(Stored records)
::::::::

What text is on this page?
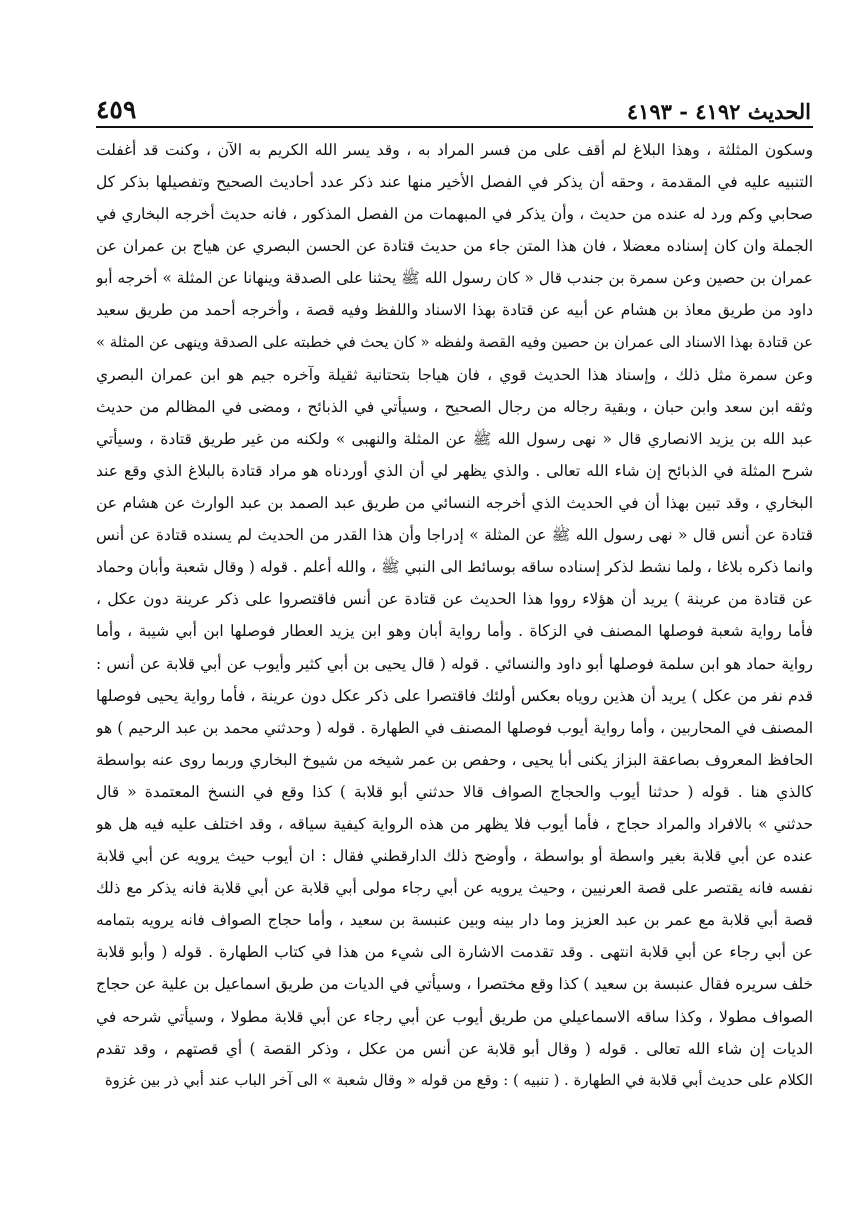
الحديث ٤١٩٢ - ٤١٩٣
٤٥٩
وسكون المثلثة ، وهذا البلاغ لم أقف على من فسر المراد به ، وقد يسر الله الكريم به الآن ، وكنت قد أغفلت
التنبيه عليه في المقدمة ، وحقه أن يذكر في الفصل الأخير منها عند ذكر عدد أحاديث الصحيح وتفصيلها بذكر كل
صحابي وكم ورد له عنده من حديث ، وأن يذكر في المبهمات من الفصل المذكور ، فانه حديث أخرجه البخاري في
الجملة وان كان إسناده معضلا ، فان هذا المتن جاء من حديث قتادة عن الحسن البصري عن هياج بن عمران عن
عمران بن حصين وعن سمرة بن جندب قال « كان رسول الله ﷺ يحثنا على الصدقة وينهانا عن المثلة » أخرجه أبو
داود من طريق معاذ بن هشام عن أبيه عن قتادة بهذا الاسناد واللفظ وفيه قصة ، وأخرجه أحمد من طريق سعيد
عن قتادة بهذا الاسناد الى عمران بن حصين وفيه القصة ولفظه « كان يحث في خطبته على الصدقة وينهى عن المثلة »
وعن سمرة مثل ذلك ، وإسناد هذا الحديث قوي ، فان هياجا بتحتانية ثقيلة وآخره جيم هو ابن عمران البصري
وثقه ابن سعد وابن حبان ، وبقية رجاله من رجال الصحيح ، وسيأتي في الذبائح ، ومضى في المظالم من حديث
عبد الله بن يزيد الانصاري قال « نهى رسول الله ﷺ عن المثلة والنهبى » ولكنه من غير طريق قتادة ، وسيأتي
شرح المثلة في الذبائح إن شاء الله تعالى . والذي يظهر لي أن الذي أوردناه هو مراد قتادة بالبلاغ الذي وقع عند
البخاري ، وقد تبين بهذا أن في الحديث الذي أخرجه النسائي من طريق عبد الصمد بن عبد الوارث عن هشام عن
قتادة عن أنس قال « نهى رسول الله ﷺ عن المثلة » إدراجا وأن هذا القدر من الحديث لم يسنده قتادة عن أنس
وانما ذكره بلاغا ، ولما نشط لذكر إسناده ساقه بوسائط الى النبي ﷺ ، والله أعلم . قوله ( وقال شعبة وأبان وحماد
عن قتادة من عرينة ) يريد أن هؤلاء رووا هذا الحديث عن قتادة عن أنس فاقتصروا على ذكر عرينة دون عكل ،
فأما رواية شعبة فوصلها المصنف في الزكاة . وأما رواية أبان وهو ابن يزيد العطار فوصلها ابن أبي شيبة ، وأما
رواية حماد هو ابن سلمة فوصلها أبو داود والنسائي . قوله ( قال يحيى بن أبي كثير وأيوب عن أبي قلابة عن أنس :
قدم نفر من عكل ) يريد أن هذين روياه بعكس أولئك فاقتصرا على ذكر عكل دون عرينة ، فأما رواية يحيى فوصلها
المصنف في المحاربين ، وأما رواية أيوب فوصلها المصنف في الطهارة . قوله ( وحدثني محمد بن عبد الرحيم ) هو
الحافظ المعروف بصاعقة البزاز يكنى أبا يحيى ، وحفص بن عمر شيخه من شيوخ البخاري وربما روى عنه بواسطة
كالذي هنا . قوله ( حدثنا أيوب والحجاج الصواف قالا حدثني أبو قلابة ) كذا وقع في النسخ المعتمدة « قال
حدثني » بالافراد والمراد حجاج ، فأما أيوب فلا يظهر من هذه الرواية كيفية سياقه ، وقد اختلف عليه فيه هل هو
عنده عن أبي قلابة بغير واسطة أو بواسطة ، وأوضح ذلك الدارقطني فقال : ان أيوب حيث يرويه عن أبي قلابة
نفسه فانه يقتصر على قصة العرنيين ، وحيث يرويه عن أبي رجاء مولى أبي قلابة عن أبي قلابة فانه يذكر مع ذلك
قصة أبي قلابة مع عمر بن عبد العزيز وما دار بينه وبين عنبسة بن سعيد ، وأما حجاج الصواف فانه يرويه بتمامه
عن أبي رجاء عن أبي قلابة انتهى . وقد تقدمت الاشارة الى شيء من هذا في كتاب الطهارة . قوله ( وأبو قلابة
خلف سريره فقال عنبسة بن سعيد ) كذا وقع مختصرا ، وسيأتي في الديات من طريق اسماعيل بن علية عن حجاج
الصواف مطولا ، وكذا ساقه الاسماعيلي من طريق أيوب عن أبي رجاء عن أبي قلابة مطولا ، وسيأتي شرحه في
الديات إن شاء الله تعالى . قوله ( وقال أبو قلابة عن أنس من عكل ، وذكر القصة ) أي قصتهم ، وقد تقدم
الكلام على حديث أبي قلابة في الطهارة . ( تنبيه ) : وقع من قوله « وقال شعبة » الى آخر الباب عند أبي ذر بين غزوة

::::::::

> **AIM OF THE EXERCISE**
Write out the listing word for word, omitting the pictures it holds.

> **ANSWER TO THIS EXERCISE**
What text is on this page?
الحديث ٤١٩٢ - ٤١٩٣
٤٥٩
وسكون المثلثة ، وهذا البلاغ لم أقف على من فسر المراد به ، وقد يسر الله الكريم به الآن ، وكنت قد أغفلت
التنبيه عليه في المقدمة ، وحقه أن يذكر في الفصل الأخير منها عند ذكر عدد أحاديث الصحيح وتفصيلها بذكر كل
صحابي وكم ورد له عنده من حديث ، وأن يذكر في المبهمات من الفصل المذكور ، فانه حديث أخرجه البخاري في
الجملة وان كان إسناده معضلا ، فان هذا المتن جاء من حديث قتادة عن الحسن البصري عن هياج بن عمران عن
عمران بن حصين وعن سمرة بن جندب قال « كان رسول الله ﷺ يحثنا على الصدقة وينهانا عن المثلة » أخرجه أبو
داود من طريق معاذ بن هشام عن أبيه عن قتادة بهذا الاسناد واللفظ وفيه قصة ، وأخرجه أحمد من طريق سعيد
عن قتادة بهذا الاسناد الى عمران بن حصين وفيه القصة ولفظه « كان يحث في خطبته على الصدقة وينهى عن المثلة »
وعن سمرة مثل ذلك ، وإسناد هذا الحديث قوي ، فان هياجا بتحتانية ثقيلة وآخره جيم هو ابن عمران البصري
وثقه ابن سعد وابن حبان ، وبقية رجاله من رجال الصحيح ، وسيأتي في الذبائح ، ومضى في المظالم من حديث
عبد الله بن يزيد الانصاري قال « نهى رسول الله ﷺ عن المثلة والنهبى » ولكنه من غير طريق قتادة ، وسيأتي
شرح المثلة في الذبائح إن شاء الله تعالى . والذي يظهر لي أن الذي أوردناه هو مراد قتادة بالبلاغ الذي وقع عند
البخاري ، وقد تبين بهذا أن في الحديث الذي أخرجه النسائي من طريق عبد الصمد بن عبد الوارث عن هشام عن
قتادة عن أنس قال « نهى رسول الله ﷺ عن المثلة » إدراجا وأن هذا القدر من الحديث لم يسنده قتادة عن أنس
وانما ذكره بلاغا ، ولما نشط لذكر إسناده ساقه بوسائط الى النبي ﷺ ، والله أعلم . قوله ( وقال شعبة وأبان وحماد
عن قتادة من عرينة ) يريد أن هؤلاء رووا هذا الحديث عن قتادة عن أنس فاقتصروا على ذكر عرينة دون عكل ،
فأما رواية شعبة فوصلها المصنف في الزكاة . وأما رواية أبان وهو ابن يزيد العطار فوصلها ابن أبي شيبة ، وأما
رواية حماد هو ابن سلمة فوصلها أبو داود والنسائي . قوله ( قال يحيى بن أبي كثير وأيوب عن أبي قلابة عن أنس :
قدم نفر من عكل ) يريد أن هذين روياه بعكس أولئك فاقتصرا على ذكر عكل دون عرينة ، فأما رواية يحيى فوصلها
المصنف في المحاربين ، وأما رواية أيوب فوصلها المصنف في الطهارة . قوله ( وحدثني محمد بن عبد الرحيم ) هو
الحافظ المعروف بصاعقة البزاز يكنى أبا يحيى ، وحفص بن عمر شيخه من شيوخ البخاري وربما روى عنه بواسطة
كالذي هنا . قوله ( حدثنا أيوب والحجاج الصواف قالا حدثني أبو قلابة ) كذا وقع في النسخ المعتمدة « قال
حدثني » بالافراد والمراد حجاج ، فأما أيوب فلا يظهر من هذه الرواية كيفية سياقه ، وقد اختلف عليه فيه هل هو
عنده عن أبي قلابة بغير واسطة أو بواسطة ، وأوضح ذلك الدارقطني فقال : ان أيوب حيث يرويه عن أبي قلابة
نفسه فانه يقتصر على قصة العرنيين ، وحيث يرويه عن أبي رجاء مولى أبي قلابة عن أبي قلابة فانه يذكر مع ذلك
قصة أبي قلابة مع عمر بن عبد العزيز وما دار بينه وبين عنبسة بن سعيد ، وأما حجاج الصواف فانه يرويه بتمامه
عن أبي رجاء عن أبي قلابة انتهى . وقد تقدمت الاشارة الى شيء من هذا في كتاب الطهارة . قوله ( وأبو قلابة
خلف سريره فقال عنبسة بن سعيد ) كذا وقع مختصرا ، وسيأتي في الديات من طريق اسماعيل بن علية عن حجاج
الصواف مطولا ، وكذا ساقه الاسماعيلي من طريق أيوب عن أبي رجاء عن أبي قلابة مطولا ، وسيأتي شرحه في
الديات إن شاء الله تعالى . قوله ( وقال أبو قلابة عن أنس من عكل ، وذكر القصة ) أي قصتهم ، وقد تقدم
الكلام على حديث أبي قلابة في الطهارة . ( تنبيه ) : وقع من قوله « وقال شعبة » الى آخر الباب عند أبي ذر بين غزوة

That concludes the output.